> STATED EXERCISE
Consider the records below. How many of their lines include the word "flag"? State the number and nothing else.

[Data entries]
/---
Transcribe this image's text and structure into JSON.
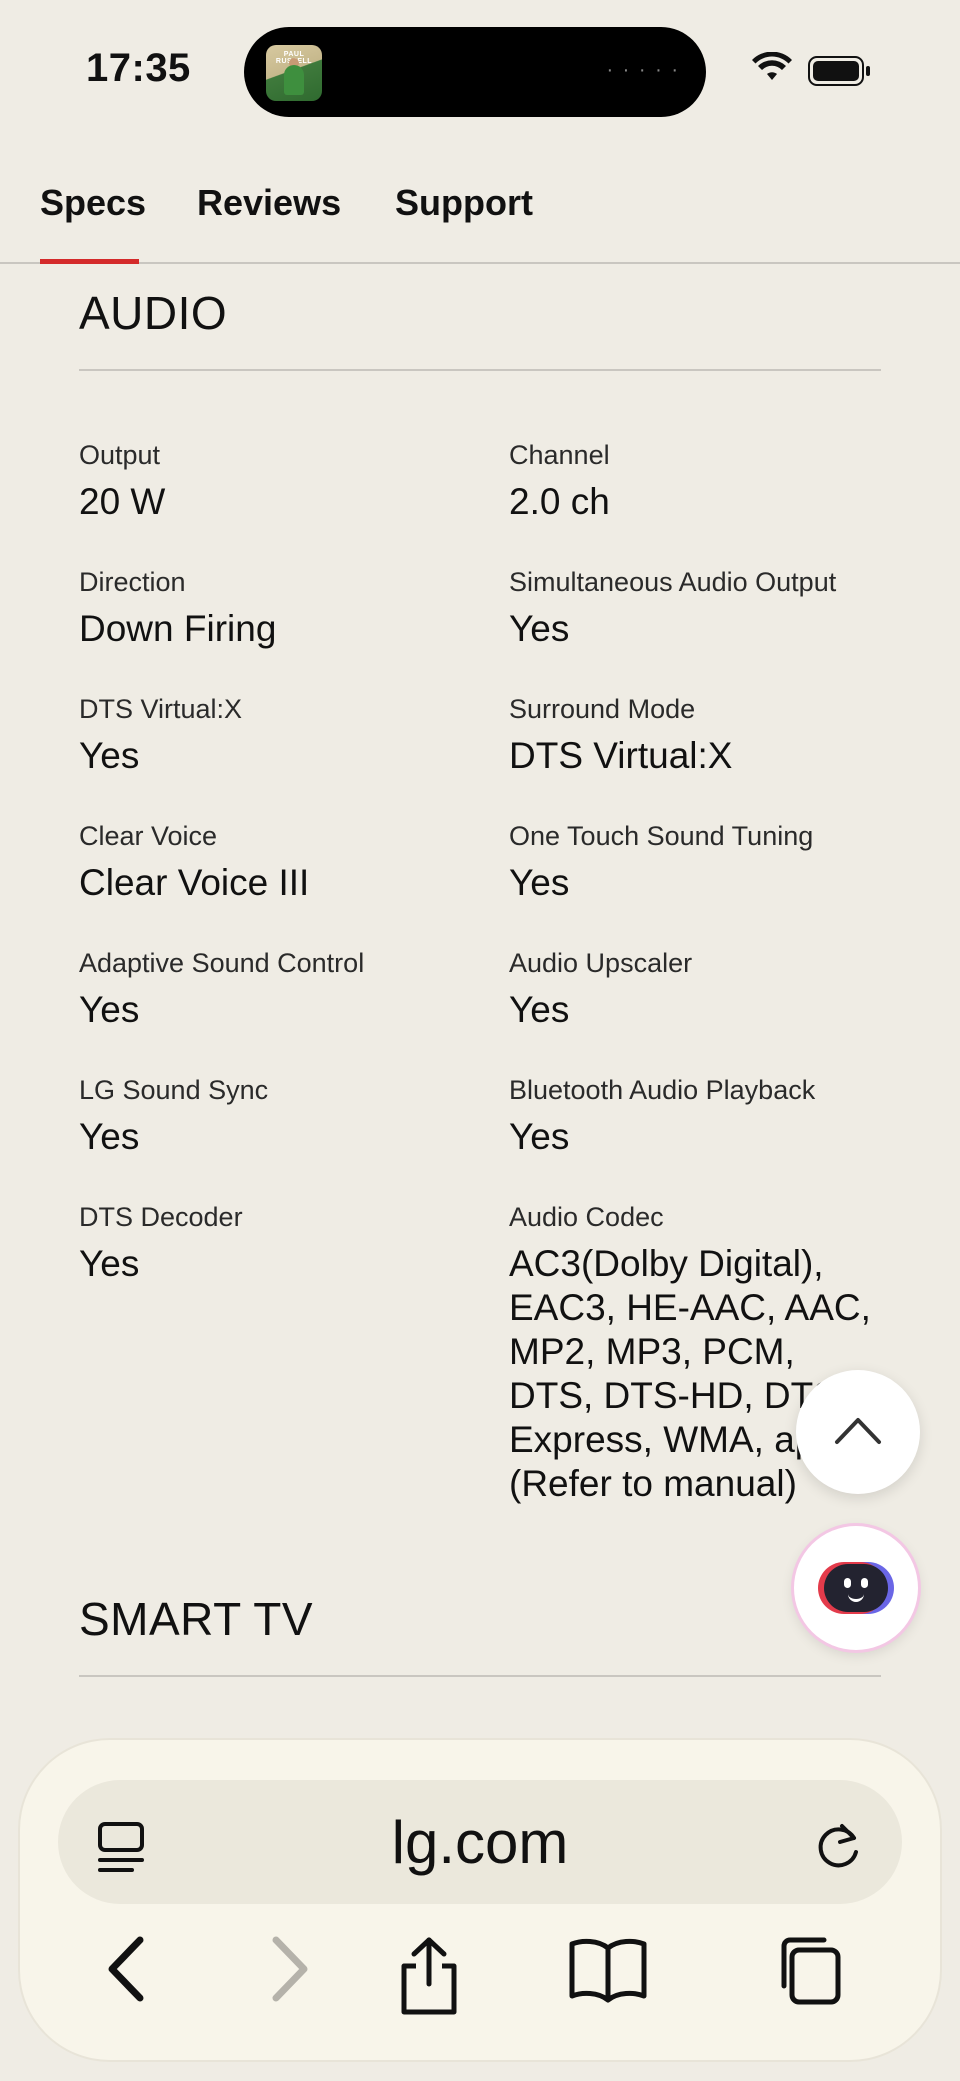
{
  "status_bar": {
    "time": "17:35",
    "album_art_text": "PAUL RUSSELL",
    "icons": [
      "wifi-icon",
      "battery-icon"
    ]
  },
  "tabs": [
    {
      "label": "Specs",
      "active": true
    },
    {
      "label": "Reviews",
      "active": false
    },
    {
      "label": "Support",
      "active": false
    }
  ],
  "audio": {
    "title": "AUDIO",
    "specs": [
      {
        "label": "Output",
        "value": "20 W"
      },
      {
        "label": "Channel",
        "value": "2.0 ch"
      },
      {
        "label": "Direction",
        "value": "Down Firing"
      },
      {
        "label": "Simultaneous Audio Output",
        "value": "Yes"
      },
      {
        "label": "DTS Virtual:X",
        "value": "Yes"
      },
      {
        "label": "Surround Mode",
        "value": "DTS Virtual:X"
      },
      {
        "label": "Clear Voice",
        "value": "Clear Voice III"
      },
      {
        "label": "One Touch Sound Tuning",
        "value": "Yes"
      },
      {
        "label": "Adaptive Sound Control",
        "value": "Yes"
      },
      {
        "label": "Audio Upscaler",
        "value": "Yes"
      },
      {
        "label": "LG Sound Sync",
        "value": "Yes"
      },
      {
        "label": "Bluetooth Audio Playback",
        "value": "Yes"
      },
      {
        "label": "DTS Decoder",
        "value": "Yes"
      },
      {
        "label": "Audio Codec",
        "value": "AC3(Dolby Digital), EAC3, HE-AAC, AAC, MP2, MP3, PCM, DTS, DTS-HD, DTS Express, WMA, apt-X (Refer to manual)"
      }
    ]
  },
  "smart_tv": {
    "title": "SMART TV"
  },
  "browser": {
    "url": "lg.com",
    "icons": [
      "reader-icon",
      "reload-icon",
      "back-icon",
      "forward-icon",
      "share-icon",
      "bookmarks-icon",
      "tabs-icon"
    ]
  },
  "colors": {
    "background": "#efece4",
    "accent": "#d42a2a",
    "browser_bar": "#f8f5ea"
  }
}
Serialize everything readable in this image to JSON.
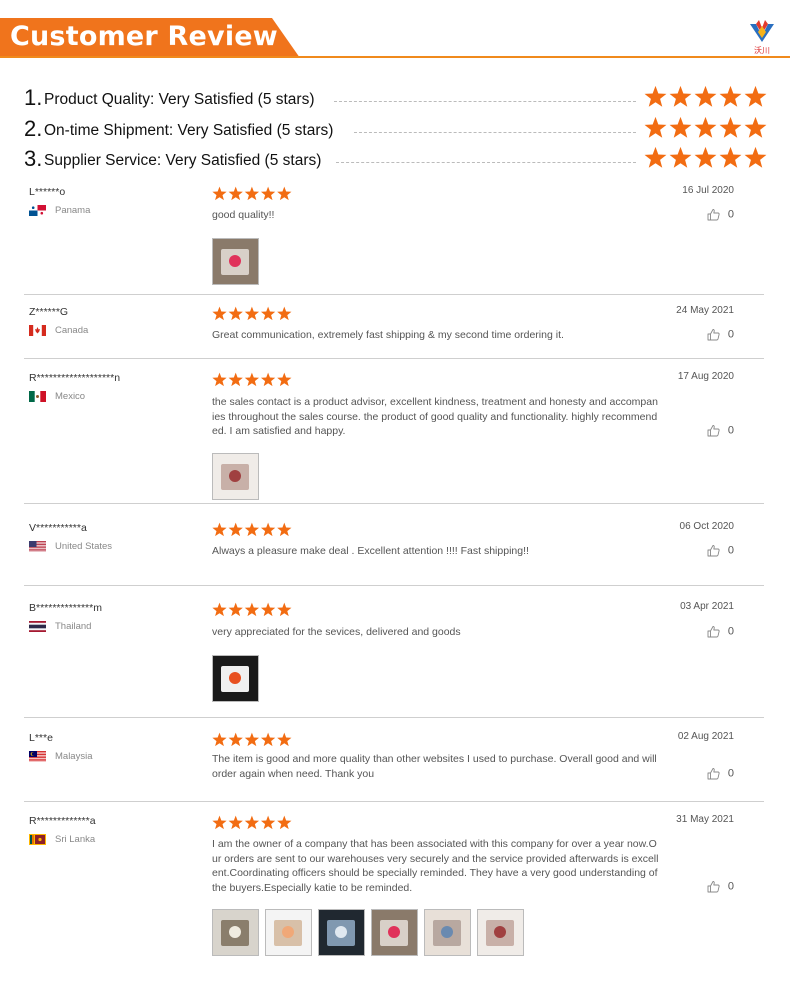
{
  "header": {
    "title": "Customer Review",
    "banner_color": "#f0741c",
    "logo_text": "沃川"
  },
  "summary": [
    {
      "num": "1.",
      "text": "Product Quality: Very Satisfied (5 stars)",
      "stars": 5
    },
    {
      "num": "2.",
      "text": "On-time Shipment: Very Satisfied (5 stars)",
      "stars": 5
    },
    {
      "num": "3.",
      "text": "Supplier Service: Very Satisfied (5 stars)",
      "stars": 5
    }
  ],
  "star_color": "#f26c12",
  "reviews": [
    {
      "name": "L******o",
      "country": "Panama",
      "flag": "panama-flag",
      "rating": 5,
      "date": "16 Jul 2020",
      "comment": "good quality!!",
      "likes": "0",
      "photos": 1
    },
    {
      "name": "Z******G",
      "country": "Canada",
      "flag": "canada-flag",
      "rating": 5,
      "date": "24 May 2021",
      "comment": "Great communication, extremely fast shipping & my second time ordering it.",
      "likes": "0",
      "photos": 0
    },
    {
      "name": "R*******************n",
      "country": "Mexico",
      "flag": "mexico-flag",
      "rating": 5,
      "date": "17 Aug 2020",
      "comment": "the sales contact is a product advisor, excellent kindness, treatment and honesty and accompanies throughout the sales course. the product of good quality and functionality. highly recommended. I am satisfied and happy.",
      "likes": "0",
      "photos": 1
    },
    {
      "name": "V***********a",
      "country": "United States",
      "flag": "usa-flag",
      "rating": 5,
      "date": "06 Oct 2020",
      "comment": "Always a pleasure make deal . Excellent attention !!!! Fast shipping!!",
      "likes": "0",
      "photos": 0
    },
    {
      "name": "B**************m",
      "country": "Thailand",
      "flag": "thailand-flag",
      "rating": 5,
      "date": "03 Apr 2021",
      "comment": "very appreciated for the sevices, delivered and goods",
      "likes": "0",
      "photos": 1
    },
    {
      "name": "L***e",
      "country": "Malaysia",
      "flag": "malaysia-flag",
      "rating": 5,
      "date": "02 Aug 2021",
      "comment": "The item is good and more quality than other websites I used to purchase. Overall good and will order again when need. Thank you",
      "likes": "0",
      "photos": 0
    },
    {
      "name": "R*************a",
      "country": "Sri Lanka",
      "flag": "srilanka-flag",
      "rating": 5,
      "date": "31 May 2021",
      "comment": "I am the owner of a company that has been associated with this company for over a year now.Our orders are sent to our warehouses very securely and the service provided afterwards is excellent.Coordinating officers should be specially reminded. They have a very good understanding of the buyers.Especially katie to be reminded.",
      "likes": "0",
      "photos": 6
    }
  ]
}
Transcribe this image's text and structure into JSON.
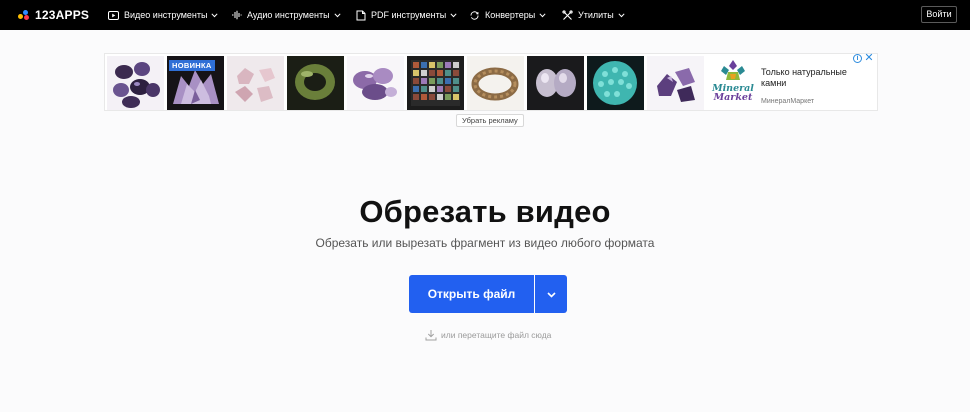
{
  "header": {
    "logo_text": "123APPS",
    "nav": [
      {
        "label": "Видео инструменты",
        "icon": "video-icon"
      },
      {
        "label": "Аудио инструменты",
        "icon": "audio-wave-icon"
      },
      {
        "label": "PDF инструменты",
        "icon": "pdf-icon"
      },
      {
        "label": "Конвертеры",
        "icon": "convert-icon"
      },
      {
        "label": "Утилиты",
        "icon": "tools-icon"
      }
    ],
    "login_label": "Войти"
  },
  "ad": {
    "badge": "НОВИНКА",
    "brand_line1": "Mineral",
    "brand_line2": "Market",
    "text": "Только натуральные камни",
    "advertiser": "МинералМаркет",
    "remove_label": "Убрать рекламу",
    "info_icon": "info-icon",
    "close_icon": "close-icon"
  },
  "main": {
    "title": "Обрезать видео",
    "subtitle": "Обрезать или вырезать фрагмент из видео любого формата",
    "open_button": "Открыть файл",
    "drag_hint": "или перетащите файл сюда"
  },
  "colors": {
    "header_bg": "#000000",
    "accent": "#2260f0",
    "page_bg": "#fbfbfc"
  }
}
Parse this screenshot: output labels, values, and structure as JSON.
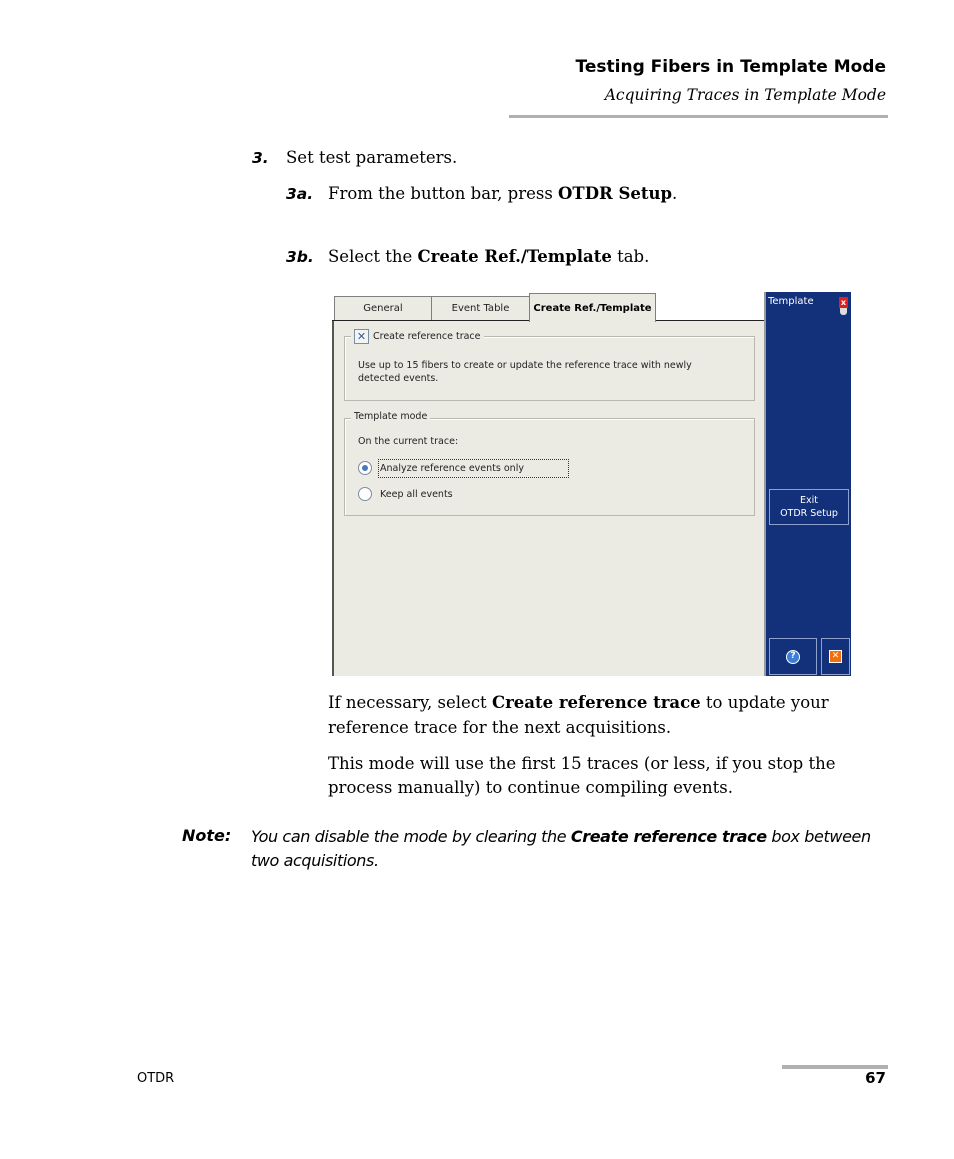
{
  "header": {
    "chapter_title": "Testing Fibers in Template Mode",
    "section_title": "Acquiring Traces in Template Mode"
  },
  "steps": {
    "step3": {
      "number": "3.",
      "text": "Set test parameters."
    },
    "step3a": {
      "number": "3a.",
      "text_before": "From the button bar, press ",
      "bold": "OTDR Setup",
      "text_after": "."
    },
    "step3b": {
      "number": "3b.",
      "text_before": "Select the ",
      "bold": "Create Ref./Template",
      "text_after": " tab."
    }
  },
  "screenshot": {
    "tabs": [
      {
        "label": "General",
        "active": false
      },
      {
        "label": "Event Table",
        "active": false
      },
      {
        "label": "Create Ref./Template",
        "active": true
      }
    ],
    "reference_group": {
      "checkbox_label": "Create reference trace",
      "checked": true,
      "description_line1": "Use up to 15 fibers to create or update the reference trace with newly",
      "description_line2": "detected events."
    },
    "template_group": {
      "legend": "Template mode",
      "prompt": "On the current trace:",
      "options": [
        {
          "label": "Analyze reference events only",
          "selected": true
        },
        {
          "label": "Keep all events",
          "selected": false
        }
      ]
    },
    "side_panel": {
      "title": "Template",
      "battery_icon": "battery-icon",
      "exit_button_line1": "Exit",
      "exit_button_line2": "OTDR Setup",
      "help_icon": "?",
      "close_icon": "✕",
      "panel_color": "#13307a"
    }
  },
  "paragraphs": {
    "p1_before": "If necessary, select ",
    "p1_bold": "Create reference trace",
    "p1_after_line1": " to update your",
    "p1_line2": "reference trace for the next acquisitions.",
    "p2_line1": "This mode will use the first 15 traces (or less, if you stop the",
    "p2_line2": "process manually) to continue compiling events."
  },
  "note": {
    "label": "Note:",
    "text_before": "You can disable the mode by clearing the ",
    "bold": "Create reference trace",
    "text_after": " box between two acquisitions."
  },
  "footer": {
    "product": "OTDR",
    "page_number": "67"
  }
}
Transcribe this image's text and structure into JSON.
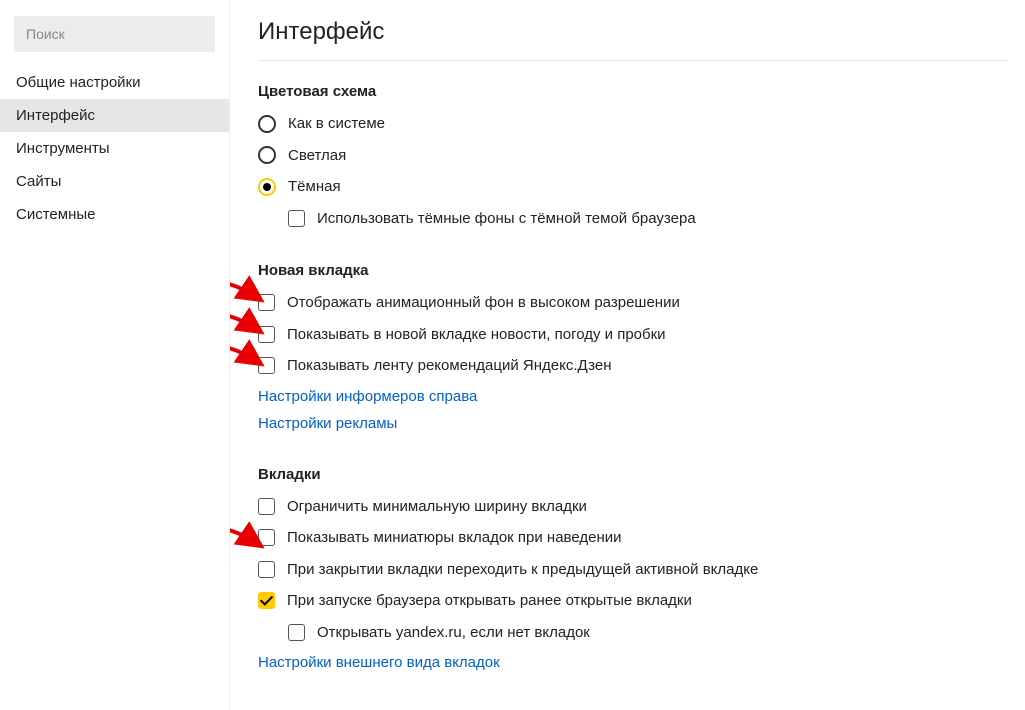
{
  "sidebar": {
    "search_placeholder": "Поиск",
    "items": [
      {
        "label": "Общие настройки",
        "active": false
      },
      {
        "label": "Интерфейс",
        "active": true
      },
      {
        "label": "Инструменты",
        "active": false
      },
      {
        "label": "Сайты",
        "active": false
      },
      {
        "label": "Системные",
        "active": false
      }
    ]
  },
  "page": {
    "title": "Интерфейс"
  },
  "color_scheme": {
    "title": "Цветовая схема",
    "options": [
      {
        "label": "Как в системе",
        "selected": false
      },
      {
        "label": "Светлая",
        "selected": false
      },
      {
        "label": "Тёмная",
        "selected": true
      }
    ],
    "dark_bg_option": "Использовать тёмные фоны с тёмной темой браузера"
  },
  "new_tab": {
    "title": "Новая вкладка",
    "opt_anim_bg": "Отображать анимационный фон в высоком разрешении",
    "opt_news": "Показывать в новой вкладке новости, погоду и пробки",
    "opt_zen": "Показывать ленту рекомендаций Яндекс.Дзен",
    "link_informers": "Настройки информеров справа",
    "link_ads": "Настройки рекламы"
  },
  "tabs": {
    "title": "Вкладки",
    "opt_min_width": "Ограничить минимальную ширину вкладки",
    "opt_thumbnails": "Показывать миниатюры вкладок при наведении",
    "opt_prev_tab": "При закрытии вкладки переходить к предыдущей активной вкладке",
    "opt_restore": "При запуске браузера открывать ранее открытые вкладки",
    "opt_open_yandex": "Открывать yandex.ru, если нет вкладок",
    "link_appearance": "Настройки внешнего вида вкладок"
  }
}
\---
> FINAL RESULT
7